[Recorded data]
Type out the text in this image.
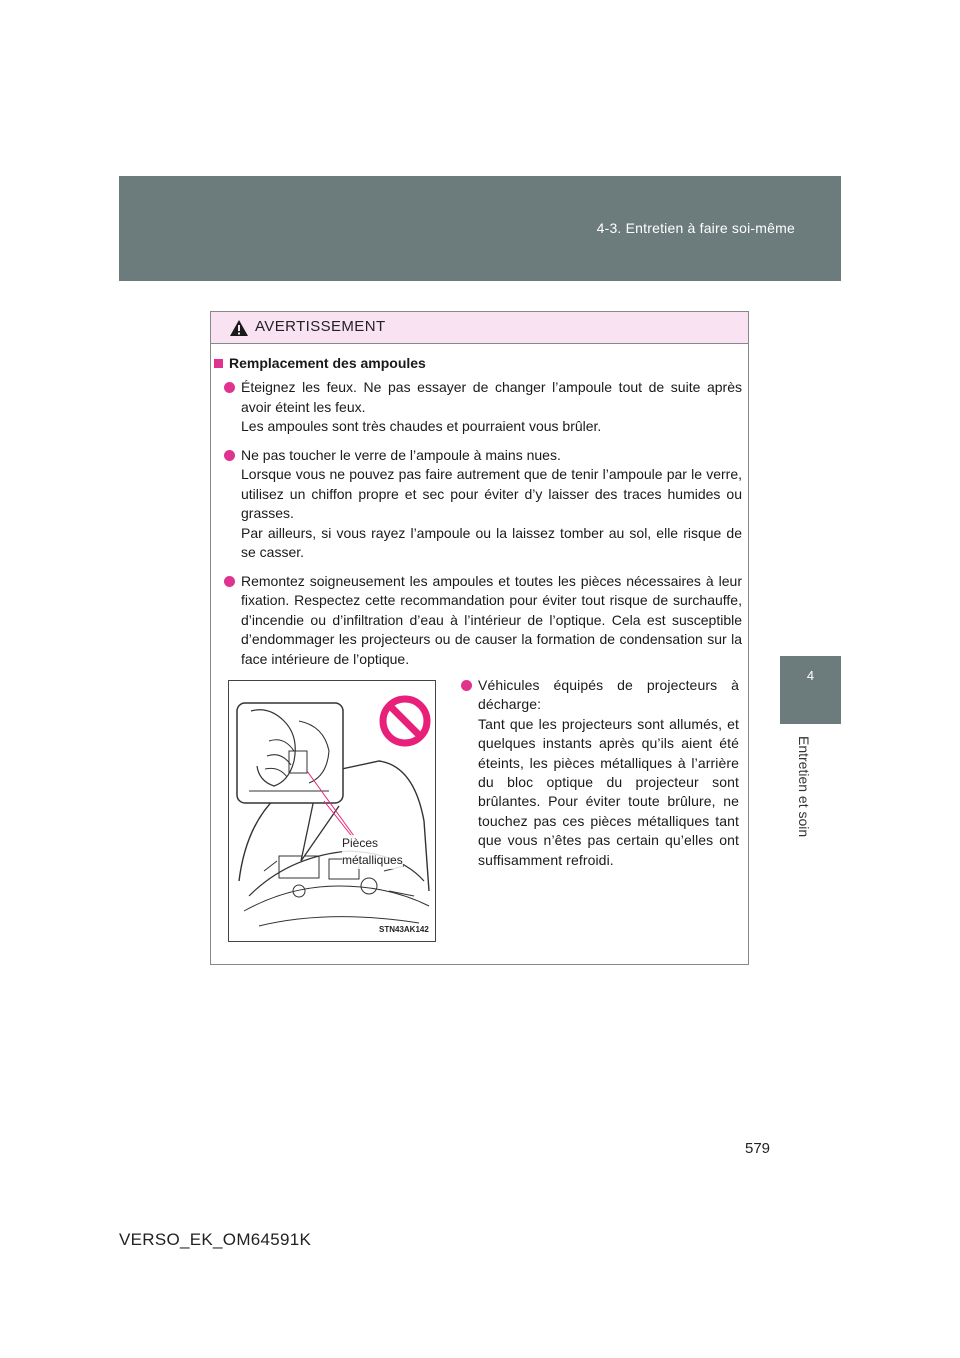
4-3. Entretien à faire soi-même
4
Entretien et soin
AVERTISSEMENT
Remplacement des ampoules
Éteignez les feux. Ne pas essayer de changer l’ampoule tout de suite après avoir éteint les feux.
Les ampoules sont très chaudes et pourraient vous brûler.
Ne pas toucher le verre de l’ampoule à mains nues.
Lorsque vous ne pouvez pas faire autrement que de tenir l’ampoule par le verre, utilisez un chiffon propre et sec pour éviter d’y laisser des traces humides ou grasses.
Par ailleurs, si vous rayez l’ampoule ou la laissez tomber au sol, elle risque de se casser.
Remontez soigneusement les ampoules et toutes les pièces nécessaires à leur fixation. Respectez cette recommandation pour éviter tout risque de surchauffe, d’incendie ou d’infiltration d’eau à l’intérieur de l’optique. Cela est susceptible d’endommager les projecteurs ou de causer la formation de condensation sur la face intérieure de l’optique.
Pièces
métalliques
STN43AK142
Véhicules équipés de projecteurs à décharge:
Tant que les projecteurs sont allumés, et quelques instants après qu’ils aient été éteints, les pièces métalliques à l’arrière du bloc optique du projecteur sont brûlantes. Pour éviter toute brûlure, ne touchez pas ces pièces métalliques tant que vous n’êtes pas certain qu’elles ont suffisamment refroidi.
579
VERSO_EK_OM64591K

__What is needed__
Repeat the data exactly, without the pictures.

__Response to the exercise__
Type out the text in this image.
4-3. Entretien à faire soi-même
4
Entretien et soin
AVERTISSEMENT
Remplacement des ampoules
Éteignez les feux. Ne pas essayer de changer l’ampoule tout de suite après avoir éteint les feux.
Les ampoules sont très chaudes et pourraient vous brûler.
Ne pas toucher le verre de l’ampoule à mains nues.
Lorsque vous ne pouvez pas faire autrement que de tenir l’ampoule par le verre, utilisez un chiffon propre et sec pour éviter d’y laisser des traces humides ou grasses.
Par ailleurs, si vous rayez l’ampoule ou la laissez tomber au sol, elle risque de se casser.
Remontez soigneusement les ampoules et toutes les pièces nécessaires à leur fixation. Respectez cette recommandation pour éviter tout risque de surchauffe, d’incendie ou d’infiltration d’eau à l’intérieur de l’optique. Cela est susceptible d’endommager les projecteurs ou de causer la formation de condensation sur la face intérieure de l’optique.
Pièces
métalliques
STN43AK142
Véhicules équipés de projecteurs à décharge:
Tant que les projecteurs sont allumés, et quelques instants après qu’ils aient été éteints, les pièces métalliques à l’arrière du bloc optique du projecteur sont brûlantes. Pour éviter toute brûlure, ne touchez pas ces pièces métalliques tant que vous n’êtes pas certain qu’elles ont suffisamment refroidi.
579
VERSO_EK_OM64591K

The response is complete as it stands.